* **What is needed**
Scan the lines and state how many carry "time". Leave out everything but the number.

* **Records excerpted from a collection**
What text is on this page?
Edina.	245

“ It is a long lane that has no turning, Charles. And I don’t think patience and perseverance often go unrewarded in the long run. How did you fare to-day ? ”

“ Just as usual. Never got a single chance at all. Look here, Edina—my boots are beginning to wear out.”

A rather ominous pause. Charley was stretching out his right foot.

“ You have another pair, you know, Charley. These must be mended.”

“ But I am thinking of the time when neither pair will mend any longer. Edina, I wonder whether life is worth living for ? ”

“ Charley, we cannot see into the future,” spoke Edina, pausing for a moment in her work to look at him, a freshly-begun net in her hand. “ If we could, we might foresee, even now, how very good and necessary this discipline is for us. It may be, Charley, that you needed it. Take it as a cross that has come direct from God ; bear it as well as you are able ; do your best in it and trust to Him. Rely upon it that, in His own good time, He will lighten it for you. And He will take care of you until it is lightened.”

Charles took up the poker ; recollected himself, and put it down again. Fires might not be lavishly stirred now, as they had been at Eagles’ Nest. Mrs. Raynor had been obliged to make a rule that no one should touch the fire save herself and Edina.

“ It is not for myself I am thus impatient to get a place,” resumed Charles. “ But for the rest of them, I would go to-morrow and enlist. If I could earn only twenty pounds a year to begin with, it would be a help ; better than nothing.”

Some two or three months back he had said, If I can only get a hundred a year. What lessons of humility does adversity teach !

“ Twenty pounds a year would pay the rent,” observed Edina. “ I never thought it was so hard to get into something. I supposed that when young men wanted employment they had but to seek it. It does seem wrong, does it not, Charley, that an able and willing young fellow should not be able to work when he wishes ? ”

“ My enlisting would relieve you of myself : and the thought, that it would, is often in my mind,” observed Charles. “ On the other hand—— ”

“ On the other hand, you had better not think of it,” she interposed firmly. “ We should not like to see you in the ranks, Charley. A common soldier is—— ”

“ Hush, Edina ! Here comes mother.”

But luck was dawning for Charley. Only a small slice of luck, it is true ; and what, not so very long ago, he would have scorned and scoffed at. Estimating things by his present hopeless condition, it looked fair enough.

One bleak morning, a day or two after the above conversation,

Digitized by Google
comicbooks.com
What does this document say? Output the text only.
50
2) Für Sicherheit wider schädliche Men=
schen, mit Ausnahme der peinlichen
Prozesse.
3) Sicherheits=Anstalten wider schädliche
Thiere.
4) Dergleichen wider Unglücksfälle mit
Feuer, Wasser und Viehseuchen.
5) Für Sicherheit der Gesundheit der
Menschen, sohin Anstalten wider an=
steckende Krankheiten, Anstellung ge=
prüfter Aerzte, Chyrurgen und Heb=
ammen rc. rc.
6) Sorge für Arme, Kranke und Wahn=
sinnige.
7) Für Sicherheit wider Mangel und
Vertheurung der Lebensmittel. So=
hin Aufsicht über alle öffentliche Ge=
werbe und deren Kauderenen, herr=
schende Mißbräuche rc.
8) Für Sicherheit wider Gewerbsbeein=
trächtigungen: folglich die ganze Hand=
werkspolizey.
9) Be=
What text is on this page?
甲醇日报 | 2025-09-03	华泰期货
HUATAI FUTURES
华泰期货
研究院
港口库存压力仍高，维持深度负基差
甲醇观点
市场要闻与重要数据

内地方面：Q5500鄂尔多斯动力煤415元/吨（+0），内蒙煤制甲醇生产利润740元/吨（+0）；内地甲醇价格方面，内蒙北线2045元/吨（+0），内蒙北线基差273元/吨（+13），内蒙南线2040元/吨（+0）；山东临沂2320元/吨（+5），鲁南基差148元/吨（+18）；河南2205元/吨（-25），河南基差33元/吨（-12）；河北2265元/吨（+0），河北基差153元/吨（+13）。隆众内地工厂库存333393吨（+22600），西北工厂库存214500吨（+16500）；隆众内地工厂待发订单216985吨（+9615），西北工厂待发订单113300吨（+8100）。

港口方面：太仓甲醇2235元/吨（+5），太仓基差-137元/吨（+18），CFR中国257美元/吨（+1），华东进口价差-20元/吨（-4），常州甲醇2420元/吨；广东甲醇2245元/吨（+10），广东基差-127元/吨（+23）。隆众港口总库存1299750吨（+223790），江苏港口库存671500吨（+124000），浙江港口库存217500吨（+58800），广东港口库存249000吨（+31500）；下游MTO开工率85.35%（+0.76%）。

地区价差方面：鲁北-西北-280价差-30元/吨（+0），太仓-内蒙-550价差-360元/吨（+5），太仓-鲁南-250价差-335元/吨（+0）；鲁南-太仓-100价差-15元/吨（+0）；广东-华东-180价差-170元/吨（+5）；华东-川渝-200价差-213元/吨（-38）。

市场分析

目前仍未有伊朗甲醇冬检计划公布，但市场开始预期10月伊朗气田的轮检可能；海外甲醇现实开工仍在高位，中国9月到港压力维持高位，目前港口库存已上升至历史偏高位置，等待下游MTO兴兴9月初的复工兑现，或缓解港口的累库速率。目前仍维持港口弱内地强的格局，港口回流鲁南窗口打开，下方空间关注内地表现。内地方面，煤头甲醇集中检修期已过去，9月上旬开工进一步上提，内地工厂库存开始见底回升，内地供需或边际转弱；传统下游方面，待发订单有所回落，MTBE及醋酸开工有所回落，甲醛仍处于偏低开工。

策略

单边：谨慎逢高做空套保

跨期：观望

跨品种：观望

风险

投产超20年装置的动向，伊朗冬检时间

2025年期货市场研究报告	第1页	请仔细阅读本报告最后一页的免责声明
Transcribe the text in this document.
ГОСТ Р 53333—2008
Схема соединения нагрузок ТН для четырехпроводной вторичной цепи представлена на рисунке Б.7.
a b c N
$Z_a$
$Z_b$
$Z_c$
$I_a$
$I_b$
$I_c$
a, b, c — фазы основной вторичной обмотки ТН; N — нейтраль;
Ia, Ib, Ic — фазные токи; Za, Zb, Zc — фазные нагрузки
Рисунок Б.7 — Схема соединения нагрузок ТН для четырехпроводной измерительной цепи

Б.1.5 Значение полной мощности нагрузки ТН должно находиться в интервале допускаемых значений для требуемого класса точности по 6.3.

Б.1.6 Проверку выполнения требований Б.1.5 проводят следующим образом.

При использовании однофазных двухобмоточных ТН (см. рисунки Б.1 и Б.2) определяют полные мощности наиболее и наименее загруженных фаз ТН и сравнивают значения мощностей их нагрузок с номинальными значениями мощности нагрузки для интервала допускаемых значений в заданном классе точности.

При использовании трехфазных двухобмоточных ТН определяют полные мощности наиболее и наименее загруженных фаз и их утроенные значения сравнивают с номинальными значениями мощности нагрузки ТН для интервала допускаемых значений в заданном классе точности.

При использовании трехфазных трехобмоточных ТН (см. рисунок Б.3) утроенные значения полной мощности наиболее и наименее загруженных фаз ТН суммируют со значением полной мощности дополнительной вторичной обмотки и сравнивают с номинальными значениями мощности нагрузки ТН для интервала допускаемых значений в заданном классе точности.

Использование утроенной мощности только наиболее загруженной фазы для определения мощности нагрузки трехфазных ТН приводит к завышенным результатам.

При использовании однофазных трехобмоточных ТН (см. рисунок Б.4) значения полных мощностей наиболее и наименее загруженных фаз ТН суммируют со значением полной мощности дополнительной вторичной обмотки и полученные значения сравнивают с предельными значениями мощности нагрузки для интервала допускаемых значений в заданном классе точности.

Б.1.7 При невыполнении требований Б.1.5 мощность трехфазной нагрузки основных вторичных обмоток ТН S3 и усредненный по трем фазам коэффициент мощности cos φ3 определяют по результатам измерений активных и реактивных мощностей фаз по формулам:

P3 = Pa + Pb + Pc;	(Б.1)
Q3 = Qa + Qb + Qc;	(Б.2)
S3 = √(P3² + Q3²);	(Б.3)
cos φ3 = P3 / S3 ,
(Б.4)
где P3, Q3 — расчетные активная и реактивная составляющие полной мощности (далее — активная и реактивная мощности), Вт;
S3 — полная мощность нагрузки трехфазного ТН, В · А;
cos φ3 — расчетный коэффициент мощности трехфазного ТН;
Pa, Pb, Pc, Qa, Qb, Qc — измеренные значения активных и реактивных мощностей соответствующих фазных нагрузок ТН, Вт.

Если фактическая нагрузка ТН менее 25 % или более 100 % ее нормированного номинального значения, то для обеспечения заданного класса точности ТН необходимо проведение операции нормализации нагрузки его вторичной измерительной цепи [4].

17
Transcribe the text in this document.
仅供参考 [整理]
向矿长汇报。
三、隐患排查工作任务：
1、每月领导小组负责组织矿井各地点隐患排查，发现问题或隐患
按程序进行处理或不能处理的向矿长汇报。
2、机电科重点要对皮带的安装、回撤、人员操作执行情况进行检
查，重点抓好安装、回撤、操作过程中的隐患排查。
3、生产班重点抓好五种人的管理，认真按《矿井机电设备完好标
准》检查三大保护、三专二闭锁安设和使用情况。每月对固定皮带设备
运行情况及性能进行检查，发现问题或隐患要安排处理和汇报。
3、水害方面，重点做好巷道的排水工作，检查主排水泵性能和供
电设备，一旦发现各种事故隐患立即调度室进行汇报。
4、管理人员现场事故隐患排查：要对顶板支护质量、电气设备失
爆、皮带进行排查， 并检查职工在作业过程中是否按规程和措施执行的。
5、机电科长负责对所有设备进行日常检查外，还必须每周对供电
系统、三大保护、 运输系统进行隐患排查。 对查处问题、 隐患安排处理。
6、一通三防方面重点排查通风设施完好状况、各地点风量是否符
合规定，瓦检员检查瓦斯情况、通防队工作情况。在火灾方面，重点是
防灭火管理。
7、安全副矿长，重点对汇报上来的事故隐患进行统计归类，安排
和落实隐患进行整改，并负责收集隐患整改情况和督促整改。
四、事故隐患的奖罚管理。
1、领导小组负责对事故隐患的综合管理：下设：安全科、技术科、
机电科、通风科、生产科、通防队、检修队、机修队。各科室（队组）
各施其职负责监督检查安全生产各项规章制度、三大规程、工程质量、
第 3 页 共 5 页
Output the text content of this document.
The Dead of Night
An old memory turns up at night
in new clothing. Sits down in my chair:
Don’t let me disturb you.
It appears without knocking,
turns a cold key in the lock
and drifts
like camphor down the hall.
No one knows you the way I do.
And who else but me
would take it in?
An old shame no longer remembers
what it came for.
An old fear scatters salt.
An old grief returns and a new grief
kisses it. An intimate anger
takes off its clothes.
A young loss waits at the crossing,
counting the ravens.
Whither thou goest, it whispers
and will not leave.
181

* **Exercise output**
2